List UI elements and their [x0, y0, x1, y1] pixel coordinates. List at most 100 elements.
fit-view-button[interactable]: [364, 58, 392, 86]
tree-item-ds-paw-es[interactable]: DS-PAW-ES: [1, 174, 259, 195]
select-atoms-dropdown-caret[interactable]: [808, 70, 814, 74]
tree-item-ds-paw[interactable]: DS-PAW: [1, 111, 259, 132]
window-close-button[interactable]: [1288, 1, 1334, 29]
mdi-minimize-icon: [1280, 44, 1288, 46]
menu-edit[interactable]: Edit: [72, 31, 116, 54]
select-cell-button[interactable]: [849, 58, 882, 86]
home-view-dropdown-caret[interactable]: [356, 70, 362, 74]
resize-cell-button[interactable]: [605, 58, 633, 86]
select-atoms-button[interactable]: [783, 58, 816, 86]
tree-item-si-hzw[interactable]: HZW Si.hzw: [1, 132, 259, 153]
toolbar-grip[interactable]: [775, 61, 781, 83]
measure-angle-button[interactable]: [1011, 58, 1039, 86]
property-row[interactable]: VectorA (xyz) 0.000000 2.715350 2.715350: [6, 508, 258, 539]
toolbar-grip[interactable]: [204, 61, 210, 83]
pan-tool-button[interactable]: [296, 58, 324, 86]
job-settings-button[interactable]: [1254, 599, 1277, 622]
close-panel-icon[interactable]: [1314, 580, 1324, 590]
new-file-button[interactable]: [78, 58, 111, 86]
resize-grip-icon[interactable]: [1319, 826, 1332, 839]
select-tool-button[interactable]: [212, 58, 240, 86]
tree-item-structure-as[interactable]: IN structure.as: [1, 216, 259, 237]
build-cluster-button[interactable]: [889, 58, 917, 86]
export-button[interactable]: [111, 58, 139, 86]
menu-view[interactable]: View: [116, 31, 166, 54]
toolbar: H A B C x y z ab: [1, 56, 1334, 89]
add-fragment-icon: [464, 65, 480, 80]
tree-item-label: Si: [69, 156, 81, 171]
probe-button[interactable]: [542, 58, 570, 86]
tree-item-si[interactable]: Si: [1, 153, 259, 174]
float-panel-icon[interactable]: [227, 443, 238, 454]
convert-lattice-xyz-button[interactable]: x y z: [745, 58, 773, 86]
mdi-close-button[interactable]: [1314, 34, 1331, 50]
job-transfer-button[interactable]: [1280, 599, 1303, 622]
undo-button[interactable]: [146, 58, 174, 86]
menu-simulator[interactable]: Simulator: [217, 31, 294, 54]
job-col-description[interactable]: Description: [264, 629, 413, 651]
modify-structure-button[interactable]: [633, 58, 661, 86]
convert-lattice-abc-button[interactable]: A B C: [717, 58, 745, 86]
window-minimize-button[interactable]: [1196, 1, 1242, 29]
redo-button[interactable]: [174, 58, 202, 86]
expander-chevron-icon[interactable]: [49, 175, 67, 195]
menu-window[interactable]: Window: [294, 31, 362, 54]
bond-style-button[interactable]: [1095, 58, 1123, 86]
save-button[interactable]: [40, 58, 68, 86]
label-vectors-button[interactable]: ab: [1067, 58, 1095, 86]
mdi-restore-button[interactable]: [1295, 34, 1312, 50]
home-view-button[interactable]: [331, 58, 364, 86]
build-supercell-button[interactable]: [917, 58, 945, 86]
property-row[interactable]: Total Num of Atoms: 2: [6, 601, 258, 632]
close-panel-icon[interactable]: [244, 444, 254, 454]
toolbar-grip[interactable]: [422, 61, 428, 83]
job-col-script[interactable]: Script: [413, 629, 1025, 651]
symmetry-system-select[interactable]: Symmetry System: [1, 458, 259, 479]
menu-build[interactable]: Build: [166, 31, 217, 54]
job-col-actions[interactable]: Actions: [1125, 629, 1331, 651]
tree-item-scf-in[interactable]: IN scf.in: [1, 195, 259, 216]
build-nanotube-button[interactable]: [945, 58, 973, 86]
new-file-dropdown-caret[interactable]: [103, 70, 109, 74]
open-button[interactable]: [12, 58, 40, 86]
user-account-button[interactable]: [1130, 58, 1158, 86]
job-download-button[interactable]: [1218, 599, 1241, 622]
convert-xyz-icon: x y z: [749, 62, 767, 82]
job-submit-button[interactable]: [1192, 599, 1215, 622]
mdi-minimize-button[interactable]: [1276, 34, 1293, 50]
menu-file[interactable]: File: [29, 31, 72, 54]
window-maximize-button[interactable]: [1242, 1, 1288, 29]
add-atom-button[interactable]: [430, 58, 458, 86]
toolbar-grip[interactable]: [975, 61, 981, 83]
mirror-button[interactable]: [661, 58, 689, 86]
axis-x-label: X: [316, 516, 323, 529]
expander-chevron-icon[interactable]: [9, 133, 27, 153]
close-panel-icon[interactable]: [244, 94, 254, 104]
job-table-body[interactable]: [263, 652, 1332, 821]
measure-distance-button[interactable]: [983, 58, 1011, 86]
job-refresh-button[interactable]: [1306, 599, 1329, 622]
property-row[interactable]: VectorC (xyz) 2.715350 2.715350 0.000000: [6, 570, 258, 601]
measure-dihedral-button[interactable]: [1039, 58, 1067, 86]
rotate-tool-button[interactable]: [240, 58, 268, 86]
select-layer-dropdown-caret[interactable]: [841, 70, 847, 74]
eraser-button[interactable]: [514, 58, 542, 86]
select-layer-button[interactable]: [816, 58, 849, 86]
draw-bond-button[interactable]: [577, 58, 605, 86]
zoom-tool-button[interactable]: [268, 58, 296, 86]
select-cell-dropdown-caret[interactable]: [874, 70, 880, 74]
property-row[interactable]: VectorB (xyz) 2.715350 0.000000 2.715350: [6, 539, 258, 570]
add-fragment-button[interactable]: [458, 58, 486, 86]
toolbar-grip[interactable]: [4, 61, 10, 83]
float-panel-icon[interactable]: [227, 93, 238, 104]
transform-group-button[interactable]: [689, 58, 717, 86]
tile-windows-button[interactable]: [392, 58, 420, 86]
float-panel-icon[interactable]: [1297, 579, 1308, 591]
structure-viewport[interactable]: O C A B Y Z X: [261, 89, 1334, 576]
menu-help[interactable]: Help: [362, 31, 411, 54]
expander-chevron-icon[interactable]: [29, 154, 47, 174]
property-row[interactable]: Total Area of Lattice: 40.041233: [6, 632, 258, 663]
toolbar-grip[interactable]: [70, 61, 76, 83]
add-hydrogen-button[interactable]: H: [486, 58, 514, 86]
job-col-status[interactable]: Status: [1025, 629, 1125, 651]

##########

Please rewrite every line of the data above as a JSON list of strings, with one string per line and blank lines omitted.

[
  "List UI elements and their [x0, y0, x1, y1] pixel coordinates. List at most 100 elements.",
  "fit-view-button[interactable]: [364, 58, 392, 86]",
  "tree-item-ds-paw-es[interactable]: DS-PAW-ES: [1, 174, 259, 195]",
  "select-atoms-dropdown-caret[interactable]: [808, 70, 814, 74]",
  "tree-item-ds-paw[interactable]: DS-PAW: [1, 111, 259, 132]",
  "window-close-button[interactable]: [1288, 1, 1334, 29]",
  "mdi-minimize-icon: [1280, 44, 1288, 46]",
  "menu-edit[interactable]: Edit: [72, 31, 116, 54]",
  "select-cell-button[interactable]: [849, 58, 882, 86]",
  "home-view-dropdown-caret[interactable]: [356, 70, 362, 74]",
  "resize-cell-button[interactable]: [605, 58, 633, 86]",
  "select-atoms-button[interactable]: [783, 58, 816, 86]",
  "tree-item-si-hzw[interactable]: HZW Si.hzw: [1, 132, 259, 153]",
  "toolbar-grip[interactable]: [775, 61, 781, 83]",
  "measure-angle-button[interactable]: [1011, 58, 1039, 86]",
  "property-row[interactable]: VectorA (xyz) 0.000000 2.715350 2.715350: [6, 508, 258, 539]",
  "toolbar-grip[interactable]: [204, 61, 210, 83]",
  "pan-tool-button[interactable]: [296, 58, 324, 86]",
  "job-settings-button[interactable]: [1254, 599, 1277, 622]",
  "close-panel-icon[interactable]: [1314, 580, 1324, 590]",
  "new-file-button[interactable]: [78, 58, 111, 86]",
  "resize-grip-icon[interactable]: [1319, 826, 1332, 839]",
  "select-tool-button[interactable]: [212, 58, 240, 86]",
  "tree-item-structure-as[interactable]: IN structure.as: [1, 216, 259, 237]",
  "build-cluster-button[interactable]: [889, 58, 917, 86]",
  "export-button[interactable]: [111, 58, 139, 86]",
  "menu-view[interactable]: View: [116, 31, 166, 54]",
  "toolbar: H A B C x y z ab: [1, 56, 1334, 89]",
  "add-fragment-icon: [464, 65, 480, 80]",
  "tree-item-label: Si: [69, 156, 81, 171]",
  "probe-button[interactable]: [542, 58, 570, 86]",
  "tree-item-si[interactable]: Si: [1, 153, 259, 174]",
  "float-panel-icon[interactable]: [227, 443, 238, 454]",
  "convert-lattice-xyz-button[interactable]: x y z: [745, 58, 773, 86]",
  "mdi-close-button[interactable]: [1314, 34, 1331, 50]",
  "job-transfer-button[interactable]: [1280, 599, 1303, 622]",
  "undo-button[interactable]: [146, 58, 174, 86]",
  "menu-simulator[interactable]: Simulator: [217, 31, 294, 54]",
  "job-col-description[interactable]: Description: [264, 629, 413, 651]",
  "modify-structure-button[interactable]: [633, 58, 661, 86]",
  "convert-lattice-abc-button[interactable]: A B C: [717, 58, 745, 86]",
  "window-minimize-button[interactable]: [1196, 1, 1242, 29]",
  "redo-button[interactable]: [174, 58, 202, 86]",
  "expander-chevron-icon[interactable]: [49, 175, 67, 195]",
  "menu-window[interactable]: Window: [294, 31, 362, 54]",
  "bond-style-button[interactable]: [1095, 58, 1123, 86]",
  "save-button[interactable]: [40, 58, 68, 86]",
  "label-vectors-button[interactable]: ab: [1067, 58, 1095, 86]",
  "mdi-restore-button[interactable]: [1295, 34, 1312, 50]",
  "home-view-button[interactable]: [331, 58, 364, 86]",
  "build-supercell-button[interactable]: [917, 58, 945, 86]",
  "property-row[interactable]: Total Num of Atoms: 2: [6, 601, 258, 632]",
  "close-panel-icon[interactable]: [244, 444, 254, 454]",
  "toolbar-grip[interactable]: [422, 61, 428, 83]",
  "job-col-script[interactable]: Script: [413, 629, 1025, 651]",
  "symmetry-system-select[interactable]: Symmetry System: [1, 458, 259, 479]",
  "menu-build[interactable]: Build: [166, 31, 217, 54]",
  "job-col-actions[interactable]: Actions: [1125, 629, 1331, 651]",
  "tree-item-scf-in[interactable]: IN scf.in: [1, 195, 259, 216]",
  "build-nanotube-button[interactable]: [945, 58, 973, 86]",
  "new-file-dropdown-caret[interactable]: [103, 70, 109, 74]",
  "open-button[interactable]: [12, 58, 40, 86]",
  "user-account-button[interactable]: [1130, 58, 1158, 86]",
  "job-download-button[interactable]: [1218, 599, 1241, 622]",
  "convert-xyz-icon: x y z: [749, 62, 767, 82]",
  "job-submit-button[interactable]: [1192, 599, 1215, 622]",
  "mdi-minimize-button[interactable]: [1276, 34, 1293, 50]",
  "menu-file[interactable]: File: [29, 31, 72, 54]",
  "window-maximize-button[interactable]: [1242, 1, 1288, 29]",
  "add-atom-button[interactable]: [430, 58, 458, 86]",
  "toolbar-grip[interactable]: [975, 61, 981, 83]",
  "mirror-button[interactable]: [661, 58, 689, 86]",
  "axis-x-label: X: [316, 516, 323, 529]",
  "expander-chevron-icon[interactable]: [9, 133, 27, 153]",
  "close-panel-icon[interactable]: [244, 94, 254, 104]",
  "job-table-body[interactable]: [263, 652, 1332, 821]",
  "measure-distance-button[interactable]: [983, 58, 1011, 86]",
  "job-refresh-button[interactable]: [1306, 599, 1329, 622]",
  "property-row[interactable]: VectorC (xyz) 2.715350 2.715350 0.000000: [6, 570, 258, 601]",
  "measure-dihedral-button[interactable]: [1039, 58, 1067, 86]",
  "rotate-tool-button[interactable]: [240, 58, 268, 86]",
  "select-layer-dropdown-caret[interactable]: [841, 70, 847, 74]",
  "eraser-button[interactable]: [514, 58, 542, 86]",
  "select-layer-button[interactable]: [816, 58, 849, 86]",
  "draw-bond-button[interactable]: [577, 58, 605, 86]",
  "zoom-tool-button[interactable]: [268, 58, 296, 86]",
  "select-cell-dropdown-caret[interactable]: [874, 70, 880, 74]",
  "property-row[interactable]: VectorB (xyz) 2.715350 0.000000 2.715350: [6, 539, 258, 570]",
  "add-fragment-button[interactable]: [458, 58, 486, 86]",
  "toolbar-grip[interactable]: [4, 61, 10, 83]",
  "float-panel-icon[interactable]: [227, 93, 238, 104]",
  "transform-group-button[interactable]: [689, 58, 717, 86]",
  "tile-windows-button[interactable]: [392, 58, 420, 86]",
  "float-panel-icon[interactable]: [1297, 579, 1308, 591]",
  "structure-viewport[interactable]: O C A B Y Z X: [261, 89, 1334, 576]",
  "menu-help[interactable]: Help: [362, 31, 411, 54]",
  "expander-chevron-icon[interactable]: [29, 154, 47, 174]",
  "property-row[interactable]: Total Area of Lattice: 40.041233: [6, 632, 258, 663]",
  "toolbar-grip[interactable]: [70, 61, 76, 83]",
  "add-hydrogen-button[interactable]: H: [486, 58, 514, 86]",
  "job-col-status[interactable]: Status: [1025, 629, 1125, 651]"
]